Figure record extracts
_____

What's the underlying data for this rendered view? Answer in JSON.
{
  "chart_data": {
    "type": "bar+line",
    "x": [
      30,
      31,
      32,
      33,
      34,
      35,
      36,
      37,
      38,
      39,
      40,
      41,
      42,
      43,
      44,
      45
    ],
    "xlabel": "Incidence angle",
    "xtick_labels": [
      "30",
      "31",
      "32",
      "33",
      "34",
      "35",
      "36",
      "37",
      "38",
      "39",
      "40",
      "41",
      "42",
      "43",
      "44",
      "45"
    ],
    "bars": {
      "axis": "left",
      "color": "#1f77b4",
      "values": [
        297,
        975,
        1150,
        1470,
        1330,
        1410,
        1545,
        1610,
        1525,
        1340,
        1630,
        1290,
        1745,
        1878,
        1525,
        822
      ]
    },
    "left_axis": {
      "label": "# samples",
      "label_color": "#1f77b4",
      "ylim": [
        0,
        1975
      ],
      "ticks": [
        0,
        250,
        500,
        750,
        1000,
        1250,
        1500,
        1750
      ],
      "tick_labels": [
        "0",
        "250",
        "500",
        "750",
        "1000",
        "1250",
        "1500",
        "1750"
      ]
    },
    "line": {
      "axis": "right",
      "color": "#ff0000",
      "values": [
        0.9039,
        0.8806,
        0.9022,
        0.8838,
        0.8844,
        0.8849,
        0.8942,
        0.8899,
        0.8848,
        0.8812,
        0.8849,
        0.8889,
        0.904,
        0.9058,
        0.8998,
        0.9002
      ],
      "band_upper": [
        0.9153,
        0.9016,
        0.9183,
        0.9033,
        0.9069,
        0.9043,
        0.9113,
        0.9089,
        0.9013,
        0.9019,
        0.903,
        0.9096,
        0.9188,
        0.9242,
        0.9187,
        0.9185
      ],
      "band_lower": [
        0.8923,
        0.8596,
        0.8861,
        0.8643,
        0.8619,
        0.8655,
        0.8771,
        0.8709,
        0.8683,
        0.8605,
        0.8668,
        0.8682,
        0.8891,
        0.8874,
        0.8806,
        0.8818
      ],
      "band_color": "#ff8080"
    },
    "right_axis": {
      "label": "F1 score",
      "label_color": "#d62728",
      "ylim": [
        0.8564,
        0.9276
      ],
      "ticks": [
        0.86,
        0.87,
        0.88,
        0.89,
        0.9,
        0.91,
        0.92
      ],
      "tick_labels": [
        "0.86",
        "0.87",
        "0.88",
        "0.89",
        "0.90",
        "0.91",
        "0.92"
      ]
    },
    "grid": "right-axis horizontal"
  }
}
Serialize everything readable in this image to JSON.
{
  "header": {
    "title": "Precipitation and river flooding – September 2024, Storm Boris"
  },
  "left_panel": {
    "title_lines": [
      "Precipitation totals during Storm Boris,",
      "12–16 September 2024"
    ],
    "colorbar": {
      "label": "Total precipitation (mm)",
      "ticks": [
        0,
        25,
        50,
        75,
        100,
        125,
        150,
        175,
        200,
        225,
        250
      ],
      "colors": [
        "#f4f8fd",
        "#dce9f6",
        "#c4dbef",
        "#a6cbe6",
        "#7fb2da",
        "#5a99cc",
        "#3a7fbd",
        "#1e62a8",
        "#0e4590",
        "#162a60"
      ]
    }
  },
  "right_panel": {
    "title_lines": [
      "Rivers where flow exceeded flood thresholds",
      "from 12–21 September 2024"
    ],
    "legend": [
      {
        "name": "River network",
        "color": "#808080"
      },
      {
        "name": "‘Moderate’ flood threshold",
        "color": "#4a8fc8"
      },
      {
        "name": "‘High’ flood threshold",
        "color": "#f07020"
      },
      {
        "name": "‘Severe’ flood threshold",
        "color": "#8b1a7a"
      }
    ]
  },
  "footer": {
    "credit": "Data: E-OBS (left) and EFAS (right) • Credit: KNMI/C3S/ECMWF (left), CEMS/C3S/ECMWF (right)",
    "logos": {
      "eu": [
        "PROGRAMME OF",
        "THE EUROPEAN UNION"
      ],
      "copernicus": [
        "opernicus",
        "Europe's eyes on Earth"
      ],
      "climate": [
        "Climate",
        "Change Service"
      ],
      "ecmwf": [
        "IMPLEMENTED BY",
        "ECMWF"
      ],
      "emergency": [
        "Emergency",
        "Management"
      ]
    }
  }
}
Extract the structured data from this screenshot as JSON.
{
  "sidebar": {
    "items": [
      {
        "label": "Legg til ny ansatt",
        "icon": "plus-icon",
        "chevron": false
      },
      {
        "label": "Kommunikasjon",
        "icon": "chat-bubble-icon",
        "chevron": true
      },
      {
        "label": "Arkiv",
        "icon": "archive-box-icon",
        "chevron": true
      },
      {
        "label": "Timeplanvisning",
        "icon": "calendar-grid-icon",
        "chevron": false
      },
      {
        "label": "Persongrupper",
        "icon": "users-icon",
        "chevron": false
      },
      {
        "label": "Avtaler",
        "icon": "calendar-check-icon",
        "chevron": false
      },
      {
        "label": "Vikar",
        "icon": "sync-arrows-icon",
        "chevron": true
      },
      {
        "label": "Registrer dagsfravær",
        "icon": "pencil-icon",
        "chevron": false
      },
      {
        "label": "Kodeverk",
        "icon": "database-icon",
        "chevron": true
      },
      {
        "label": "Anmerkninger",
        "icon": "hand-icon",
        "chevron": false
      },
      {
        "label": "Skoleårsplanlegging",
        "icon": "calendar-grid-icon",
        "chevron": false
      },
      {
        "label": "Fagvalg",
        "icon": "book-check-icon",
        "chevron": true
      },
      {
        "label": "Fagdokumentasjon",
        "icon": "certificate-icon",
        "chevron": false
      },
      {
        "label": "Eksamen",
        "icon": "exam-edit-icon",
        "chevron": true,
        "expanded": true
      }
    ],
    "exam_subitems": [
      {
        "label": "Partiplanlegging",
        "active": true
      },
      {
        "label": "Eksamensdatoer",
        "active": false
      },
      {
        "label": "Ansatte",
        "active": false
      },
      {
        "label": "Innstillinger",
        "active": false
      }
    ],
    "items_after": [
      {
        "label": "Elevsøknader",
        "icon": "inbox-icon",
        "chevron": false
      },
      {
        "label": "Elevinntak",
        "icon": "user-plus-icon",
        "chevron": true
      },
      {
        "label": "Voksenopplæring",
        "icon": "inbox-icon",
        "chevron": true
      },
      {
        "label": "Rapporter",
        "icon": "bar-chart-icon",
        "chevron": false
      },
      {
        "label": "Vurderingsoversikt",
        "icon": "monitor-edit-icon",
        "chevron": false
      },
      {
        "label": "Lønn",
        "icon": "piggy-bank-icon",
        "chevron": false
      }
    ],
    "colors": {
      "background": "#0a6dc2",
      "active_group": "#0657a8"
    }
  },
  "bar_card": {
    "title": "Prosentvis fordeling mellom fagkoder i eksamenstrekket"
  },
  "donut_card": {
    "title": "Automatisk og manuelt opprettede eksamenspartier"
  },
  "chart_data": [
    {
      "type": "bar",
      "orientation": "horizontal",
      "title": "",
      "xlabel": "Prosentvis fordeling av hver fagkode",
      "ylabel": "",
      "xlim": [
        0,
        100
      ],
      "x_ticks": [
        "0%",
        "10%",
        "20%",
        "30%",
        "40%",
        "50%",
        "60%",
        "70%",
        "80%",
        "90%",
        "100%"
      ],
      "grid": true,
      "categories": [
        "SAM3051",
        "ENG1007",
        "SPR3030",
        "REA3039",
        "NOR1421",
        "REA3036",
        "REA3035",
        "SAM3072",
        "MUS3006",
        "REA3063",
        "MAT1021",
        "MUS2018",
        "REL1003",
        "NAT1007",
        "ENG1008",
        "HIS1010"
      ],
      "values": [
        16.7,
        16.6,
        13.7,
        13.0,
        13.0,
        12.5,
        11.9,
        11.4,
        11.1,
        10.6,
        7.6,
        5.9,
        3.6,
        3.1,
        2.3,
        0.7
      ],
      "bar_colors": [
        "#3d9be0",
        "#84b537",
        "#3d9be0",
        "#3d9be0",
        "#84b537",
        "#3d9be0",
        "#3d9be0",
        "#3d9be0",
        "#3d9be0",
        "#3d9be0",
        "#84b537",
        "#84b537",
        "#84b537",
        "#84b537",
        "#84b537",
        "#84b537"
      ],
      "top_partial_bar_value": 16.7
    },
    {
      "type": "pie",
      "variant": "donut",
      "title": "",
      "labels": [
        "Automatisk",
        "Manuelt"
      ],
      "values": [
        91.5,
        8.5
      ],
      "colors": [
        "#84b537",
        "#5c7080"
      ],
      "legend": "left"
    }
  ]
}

_____

§ EXERCISE GOAL: Which lines contain "Storm"? Copy each of them out.

§ TASK OUTPUT:
    "title": "Precipitation and river flooding – September 2024, Storm Boris"
      "Precipitation totals during Storm Boris,",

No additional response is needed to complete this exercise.